* [Directive]:
In the records below, find each line containing the word "ylabel" and copy it.

* [Record extracts]:
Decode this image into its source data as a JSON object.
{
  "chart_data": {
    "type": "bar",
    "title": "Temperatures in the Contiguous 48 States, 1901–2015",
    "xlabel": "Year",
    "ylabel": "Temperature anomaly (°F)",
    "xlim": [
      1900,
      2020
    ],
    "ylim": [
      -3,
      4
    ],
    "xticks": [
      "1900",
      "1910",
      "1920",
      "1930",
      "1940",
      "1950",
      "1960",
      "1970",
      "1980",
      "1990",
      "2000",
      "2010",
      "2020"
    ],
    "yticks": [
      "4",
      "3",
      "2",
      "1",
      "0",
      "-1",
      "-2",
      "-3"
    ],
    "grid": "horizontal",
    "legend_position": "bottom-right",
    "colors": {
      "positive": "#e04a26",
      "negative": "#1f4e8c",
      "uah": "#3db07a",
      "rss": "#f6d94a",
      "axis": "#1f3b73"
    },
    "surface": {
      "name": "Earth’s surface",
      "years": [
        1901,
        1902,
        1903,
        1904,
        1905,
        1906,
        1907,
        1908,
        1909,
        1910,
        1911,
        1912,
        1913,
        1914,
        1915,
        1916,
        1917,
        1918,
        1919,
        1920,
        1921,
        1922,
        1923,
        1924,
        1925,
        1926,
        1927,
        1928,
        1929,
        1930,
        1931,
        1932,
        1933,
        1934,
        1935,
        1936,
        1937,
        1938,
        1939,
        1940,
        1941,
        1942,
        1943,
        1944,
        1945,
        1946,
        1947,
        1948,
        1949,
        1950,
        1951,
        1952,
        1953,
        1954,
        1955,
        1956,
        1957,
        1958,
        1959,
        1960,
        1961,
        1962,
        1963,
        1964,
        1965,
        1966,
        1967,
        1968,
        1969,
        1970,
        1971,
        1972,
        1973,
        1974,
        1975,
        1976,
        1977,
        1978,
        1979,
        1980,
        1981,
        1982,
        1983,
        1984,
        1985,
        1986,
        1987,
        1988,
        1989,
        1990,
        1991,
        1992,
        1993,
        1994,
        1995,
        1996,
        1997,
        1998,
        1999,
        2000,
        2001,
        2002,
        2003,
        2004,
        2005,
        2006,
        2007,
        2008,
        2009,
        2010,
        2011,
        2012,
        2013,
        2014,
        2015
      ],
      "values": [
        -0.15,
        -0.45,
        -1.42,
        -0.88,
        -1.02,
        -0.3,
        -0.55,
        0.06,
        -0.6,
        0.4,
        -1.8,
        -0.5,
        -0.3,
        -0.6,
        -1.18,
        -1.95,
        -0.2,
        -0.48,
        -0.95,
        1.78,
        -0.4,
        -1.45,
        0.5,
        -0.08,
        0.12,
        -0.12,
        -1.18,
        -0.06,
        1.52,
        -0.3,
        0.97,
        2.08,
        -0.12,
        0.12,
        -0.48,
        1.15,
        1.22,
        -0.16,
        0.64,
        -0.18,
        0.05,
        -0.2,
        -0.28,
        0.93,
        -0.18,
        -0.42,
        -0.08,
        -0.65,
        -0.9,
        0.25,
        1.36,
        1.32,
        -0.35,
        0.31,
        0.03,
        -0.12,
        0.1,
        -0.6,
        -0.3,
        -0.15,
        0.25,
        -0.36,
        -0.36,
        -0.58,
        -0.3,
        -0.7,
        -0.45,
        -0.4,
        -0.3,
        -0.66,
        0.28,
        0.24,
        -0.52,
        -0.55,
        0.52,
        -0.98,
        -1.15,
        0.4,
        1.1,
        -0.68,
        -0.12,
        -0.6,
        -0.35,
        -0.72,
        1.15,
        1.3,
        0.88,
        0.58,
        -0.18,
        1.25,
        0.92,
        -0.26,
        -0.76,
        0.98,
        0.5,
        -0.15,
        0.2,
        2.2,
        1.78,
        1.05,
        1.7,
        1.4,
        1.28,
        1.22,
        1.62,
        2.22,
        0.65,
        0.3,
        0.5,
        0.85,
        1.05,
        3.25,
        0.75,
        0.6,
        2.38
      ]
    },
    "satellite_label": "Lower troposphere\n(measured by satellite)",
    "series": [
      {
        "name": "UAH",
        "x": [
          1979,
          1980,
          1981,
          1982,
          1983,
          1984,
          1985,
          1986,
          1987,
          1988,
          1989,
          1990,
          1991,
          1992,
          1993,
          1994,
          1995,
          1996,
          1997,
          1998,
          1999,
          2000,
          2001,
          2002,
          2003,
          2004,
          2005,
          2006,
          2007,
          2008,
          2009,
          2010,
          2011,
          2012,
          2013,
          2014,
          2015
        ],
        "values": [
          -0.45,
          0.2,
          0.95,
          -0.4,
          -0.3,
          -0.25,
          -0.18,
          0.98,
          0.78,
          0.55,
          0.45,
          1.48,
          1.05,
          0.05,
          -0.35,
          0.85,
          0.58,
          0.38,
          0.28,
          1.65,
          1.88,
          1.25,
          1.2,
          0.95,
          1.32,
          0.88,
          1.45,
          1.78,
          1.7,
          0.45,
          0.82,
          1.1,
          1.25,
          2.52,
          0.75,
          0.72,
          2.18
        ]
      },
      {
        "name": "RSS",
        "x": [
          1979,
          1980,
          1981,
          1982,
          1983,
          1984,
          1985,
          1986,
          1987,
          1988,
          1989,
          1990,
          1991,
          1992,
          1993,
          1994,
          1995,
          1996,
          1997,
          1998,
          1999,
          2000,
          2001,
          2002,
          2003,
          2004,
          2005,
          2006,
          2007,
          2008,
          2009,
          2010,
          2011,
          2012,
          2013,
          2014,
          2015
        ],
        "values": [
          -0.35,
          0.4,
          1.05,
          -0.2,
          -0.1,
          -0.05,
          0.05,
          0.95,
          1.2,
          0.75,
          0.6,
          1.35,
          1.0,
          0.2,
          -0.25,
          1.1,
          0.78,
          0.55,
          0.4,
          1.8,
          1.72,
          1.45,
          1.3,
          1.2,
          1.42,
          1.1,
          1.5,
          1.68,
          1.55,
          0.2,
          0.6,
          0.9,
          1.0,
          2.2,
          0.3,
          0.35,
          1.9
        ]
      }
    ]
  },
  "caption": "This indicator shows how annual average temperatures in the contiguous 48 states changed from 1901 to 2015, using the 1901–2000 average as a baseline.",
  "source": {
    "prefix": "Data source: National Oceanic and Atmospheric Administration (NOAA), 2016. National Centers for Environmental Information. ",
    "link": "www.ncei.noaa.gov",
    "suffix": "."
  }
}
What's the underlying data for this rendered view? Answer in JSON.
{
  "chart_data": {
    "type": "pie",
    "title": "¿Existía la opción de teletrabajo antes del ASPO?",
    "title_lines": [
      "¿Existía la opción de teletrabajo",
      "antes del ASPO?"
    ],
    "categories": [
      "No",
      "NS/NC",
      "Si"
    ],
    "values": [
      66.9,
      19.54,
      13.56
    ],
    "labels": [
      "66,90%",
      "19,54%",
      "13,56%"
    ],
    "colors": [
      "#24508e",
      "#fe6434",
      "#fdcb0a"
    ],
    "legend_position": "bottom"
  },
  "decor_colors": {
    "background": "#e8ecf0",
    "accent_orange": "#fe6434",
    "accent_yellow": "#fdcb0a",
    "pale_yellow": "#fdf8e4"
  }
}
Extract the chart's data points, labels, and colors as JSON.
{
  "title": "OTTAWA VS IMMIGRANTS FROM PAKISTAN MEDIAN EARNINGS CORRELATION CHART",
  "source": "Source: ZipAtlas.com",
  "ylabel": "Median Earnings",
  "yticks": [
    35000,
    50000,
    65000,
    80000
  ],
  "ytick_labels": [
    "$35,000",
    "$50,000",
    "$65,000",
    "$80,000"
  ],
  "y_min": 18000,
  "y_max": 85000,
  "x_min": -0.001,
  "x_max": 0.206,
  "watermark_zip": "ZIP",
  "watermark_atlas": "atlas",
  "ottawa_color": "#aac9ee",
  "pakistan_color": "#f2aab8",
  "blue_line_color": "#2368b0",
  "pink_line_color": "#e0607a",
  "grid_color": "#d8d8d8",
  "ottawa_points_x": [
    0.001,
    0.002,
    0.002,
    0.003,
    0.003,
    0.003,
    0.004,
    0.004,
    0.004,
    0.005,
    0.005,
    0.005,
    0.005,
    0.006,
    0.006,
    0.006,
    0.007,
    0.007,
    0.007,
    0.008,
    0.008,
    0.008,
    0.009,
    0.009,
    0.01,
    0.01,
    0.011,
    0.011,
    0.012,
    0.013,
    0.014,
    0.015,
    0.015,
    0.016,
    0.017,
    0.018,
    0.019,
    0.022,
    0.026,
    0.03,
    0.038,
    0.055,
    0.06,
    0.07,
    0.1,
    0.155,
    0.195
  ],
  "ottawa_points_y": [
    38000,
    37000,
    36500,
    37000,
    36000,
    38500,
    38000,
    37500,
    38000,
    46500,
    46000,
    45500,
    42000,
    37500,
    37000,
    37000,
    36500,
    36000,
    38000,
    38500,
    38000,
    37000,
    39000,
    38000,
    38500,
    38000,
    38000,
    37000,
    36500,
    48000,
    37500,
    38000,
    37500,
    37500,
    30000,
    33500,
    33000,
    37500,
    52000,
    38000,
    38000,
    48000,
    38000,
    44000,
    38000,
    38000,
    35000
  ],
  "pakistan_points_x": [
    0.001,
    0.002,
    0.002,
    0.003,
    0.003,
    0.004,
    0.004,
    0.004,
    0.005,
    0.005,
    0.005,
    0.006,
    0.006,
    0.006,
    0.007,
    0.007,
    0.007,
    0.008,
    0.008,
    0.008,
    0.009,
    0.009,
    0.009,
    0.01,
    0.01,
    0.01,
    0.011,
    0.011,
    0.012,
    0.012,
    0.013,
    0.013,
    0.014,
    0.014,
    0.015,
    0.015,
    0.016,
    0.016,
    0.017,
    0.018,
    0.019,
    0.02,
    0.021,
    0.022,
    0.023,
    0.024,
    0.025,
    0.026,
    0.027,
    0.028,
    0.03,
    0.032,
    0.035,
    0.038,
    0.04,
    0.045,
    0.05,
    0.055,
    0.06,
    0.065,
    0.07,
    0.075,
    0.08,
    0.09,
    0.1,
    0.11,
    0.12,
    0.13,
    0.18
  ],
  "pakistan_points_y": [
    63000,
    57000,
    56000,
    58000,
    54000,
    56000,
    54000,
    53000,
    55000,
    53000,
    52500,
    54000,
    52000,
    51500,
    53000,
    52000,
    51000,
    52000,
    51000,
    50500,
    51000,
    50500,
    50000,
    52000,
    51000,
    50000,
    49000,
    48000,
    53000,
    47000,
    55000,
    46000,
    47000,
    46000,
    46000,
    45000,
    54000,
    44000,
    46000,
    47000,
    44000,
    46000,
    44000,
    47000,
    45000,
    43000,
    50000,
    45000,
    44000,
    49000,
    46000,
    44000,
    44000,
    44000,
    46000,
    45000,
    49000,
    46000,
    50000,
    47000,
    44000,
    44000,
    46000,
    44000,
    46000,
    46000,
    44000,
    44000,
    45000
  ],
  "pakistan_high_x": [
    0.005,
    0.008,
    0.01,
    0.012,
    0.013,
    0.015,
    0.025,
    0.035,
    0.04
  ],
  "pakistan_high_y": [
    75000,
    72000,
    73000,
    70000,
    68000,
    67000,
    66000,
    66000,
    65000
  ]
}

* [Response to the exercise]:
    "ylabel": "Temperature anomaly (°F)",
  "ylabel": "Median Earnings",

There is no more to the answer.